§ **Work required**
Records follow. Pull out every line that contains "mayor".

┌─ Stored rows

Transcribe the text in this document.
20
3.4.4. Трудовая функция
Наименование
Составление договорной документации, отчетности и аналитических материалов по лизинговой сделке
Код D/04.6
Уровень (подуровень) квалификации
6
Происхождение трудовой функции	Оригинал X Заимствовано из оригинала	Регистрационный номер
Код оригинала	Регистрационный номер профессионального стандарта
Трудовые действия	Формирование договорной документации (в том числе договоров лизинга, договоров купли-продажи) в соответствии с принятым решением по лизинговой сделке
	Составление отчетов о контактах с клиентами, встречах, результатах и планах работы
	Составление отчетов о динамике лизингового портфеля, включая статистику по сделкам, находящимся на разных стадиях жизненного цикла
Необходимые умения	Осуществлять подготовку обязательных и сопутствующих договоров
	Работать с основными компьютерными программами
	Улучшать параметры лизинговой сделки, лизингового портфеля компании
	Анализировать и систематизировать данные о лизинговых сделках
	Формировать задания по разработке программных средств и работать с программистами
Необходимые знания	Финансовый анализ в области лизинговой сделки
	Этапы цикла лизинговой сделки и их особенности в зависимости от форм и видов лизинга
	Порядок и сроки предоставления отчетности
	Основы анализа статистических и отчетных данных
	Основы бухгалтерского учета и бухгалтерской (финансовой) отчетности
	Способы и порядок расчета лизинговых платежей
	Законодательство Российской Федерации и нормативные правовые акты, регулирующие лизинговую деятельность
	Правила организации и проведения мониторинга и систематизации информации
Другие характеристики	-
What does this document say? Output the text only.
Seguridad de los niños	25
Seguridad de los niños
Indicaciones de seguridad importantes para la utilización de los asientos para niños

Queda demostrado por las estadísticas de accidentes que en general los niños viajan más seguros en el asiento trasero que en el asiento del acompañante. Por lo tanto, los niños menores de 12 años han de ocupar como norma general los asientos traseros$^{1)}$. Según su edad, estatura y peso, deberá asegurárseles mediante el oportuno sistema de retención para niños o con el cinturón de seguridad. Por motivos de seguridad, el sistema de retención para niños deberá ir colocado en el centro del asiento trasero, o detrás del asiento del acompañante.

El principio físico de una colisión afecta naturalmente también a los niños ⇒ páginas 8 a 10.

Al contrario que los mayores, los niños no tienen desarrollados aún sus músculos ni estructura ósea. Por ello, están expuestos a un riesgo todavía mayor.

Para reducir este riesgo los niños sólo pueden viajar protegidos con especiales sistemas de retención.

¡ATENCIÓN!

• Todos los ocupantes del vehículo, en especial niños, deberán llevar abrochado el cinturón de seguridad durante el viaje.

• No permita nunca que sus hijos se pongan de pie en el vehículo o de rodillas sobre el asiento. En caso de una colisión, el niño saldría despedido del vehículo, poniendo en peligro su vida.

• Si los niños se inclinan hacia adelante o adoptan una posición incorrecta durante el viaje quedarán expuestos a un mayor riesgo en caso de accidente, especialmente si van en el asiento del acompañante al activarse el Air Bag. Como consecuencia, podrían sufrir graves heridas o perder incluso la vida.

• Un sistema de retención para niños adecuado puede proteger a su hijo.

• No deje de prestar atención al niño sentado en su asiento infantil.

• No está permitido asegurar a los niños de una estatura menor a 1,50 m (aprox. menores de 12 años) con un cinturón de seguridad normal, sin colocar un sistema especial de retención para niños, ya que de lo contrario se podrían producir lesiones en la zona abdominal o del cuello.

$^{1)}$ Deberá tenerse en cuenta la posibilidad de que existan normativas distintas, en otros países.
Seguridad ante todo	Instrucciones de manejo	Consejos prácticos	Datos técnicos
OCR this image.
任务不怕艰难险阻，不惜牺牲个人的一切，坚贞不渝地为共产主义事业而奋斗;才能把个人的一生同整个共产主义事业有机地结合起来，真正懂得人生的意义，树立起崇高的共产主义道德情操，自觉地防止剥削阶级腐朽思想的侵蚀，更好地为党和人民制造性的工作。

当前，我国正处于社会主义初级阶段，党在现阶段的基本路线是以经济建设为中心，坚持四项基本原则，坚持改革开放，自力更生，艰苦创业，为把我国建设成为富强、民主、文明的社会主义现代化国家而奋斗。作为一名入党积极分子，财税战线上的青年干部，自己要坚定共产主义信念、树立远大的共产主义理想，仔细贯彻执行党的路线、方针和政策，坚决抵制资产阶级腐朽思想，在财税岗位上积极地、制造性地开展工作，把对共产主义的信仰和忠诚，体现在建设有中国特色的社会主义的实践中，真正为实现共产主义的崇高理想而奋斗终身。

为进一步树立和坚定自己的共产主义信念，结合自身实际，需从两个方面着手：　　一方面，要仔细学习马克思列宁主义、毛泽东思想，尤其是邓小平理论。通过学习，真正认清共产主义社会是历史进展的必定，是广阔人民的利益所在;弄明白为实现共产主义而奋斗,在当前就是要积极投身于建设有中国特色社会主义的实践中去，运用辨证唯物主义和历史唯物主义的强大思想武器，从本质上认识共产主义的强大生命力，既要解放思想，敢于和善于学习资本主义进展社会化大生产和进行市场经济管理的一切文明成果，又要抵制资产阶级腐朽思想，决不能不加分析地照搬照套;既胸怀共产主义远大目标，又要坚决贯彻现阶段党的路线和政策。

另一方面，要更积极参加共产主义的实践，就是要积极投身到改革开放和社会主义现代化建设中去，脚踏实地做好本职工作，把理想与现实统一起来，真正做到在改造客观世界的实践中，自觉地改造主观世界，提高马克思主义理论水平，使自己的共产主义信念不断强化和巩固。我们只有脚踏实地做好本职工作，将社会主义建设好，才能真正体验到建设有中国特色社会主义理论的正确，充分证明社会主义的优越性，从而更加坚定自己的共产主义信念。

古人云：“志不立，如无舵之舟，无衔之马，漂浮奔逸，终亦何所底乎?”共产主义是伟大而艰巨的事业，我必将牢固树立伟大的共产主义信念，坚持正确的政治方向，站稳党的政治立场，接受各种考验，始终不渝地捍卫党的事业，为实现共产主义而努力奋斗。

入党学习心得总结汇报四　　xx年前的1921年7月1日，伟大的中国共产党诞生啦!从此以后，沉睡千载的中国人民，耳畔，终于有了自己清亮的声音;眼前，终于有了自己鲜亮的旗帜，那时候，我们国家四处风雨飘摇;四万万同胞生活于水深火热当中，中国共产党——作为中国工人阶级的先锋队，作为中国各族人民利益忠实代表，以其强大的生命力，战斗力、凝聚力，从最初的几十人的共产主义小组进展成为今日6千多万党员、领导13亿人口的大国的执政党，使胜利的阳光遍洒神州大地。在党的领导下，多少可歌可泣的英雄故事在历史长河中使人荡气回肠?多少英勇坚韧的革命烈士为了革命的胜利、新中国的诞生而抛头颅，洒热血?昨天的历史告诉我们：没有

└─

§ **Exercise output**
Al contrario que los mayores, los niños no tienen desarrollados aún sus músculos ni estructura ósea. Por ello, están expuestos a un riesgo todavía mayor.
• Si los niños se inclinan hacia adelante o adoptan una posición incorrecta durante el viaje quedarán expuestos a un mayor riesgo en caso de accidente, especialmente si van en el asiento del acompañante al activarse el Air Bag. Como consecuencia, podrían sufrir graves heridas o perder incluso la vida.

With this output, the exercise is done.